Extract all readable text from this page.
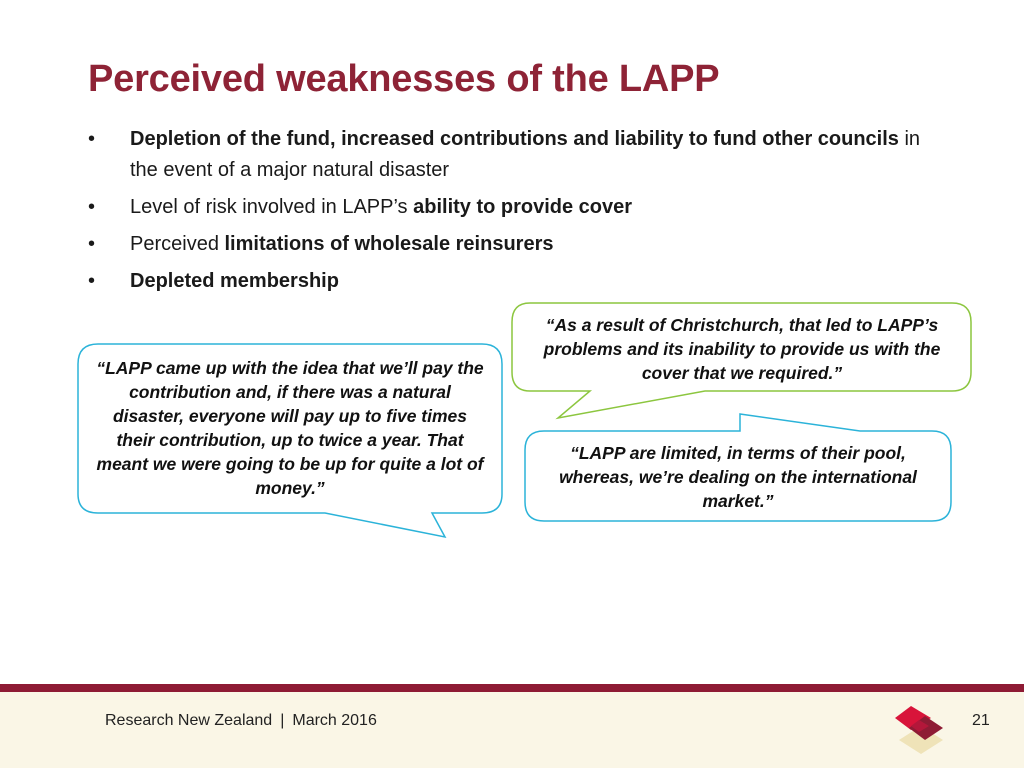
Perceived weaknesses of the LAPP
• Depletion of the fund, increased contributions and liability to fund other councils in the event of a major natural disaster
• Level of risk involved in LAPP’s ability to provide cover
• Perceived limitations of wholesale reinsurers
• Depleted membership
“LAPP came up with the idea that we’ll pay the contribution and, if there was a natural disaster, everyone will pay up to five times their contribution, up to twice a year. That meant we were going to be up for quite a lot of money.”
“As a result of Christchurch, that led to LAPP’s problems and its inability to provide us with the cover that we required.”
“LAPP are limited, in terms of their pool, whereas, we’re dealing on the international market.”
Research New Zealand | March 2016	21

────────────────────

Send back the data above word for word, with the pictures left out.

● RESULT OF THE EXERCISE
Extract all readable text from this page.
Perceived weaknesses of the LAPP
• Depletion of the fund, increased contributions and liability to fund other councils in the event of a major natural disaster
• Level of risk involved in LAPP’s ability to provide cover
• Perceived limitations of wholesale reinsurers
• Depleted membership
“LAPP came up with the idea that we’ll pay the contribution and, if there was a natural disaster, everyone will pay up to five times their contribution, up to twice a year. That meant we were going to be up for quite a lot of money.”
“As a result of Christchurch, that led to LAPP’s problems and its inability to provide us with the cover that we required.”
“LAPP are limited, in terms of their pool, whereas, we’re dealing on the international market.”
Research New Zealand | March 2016	21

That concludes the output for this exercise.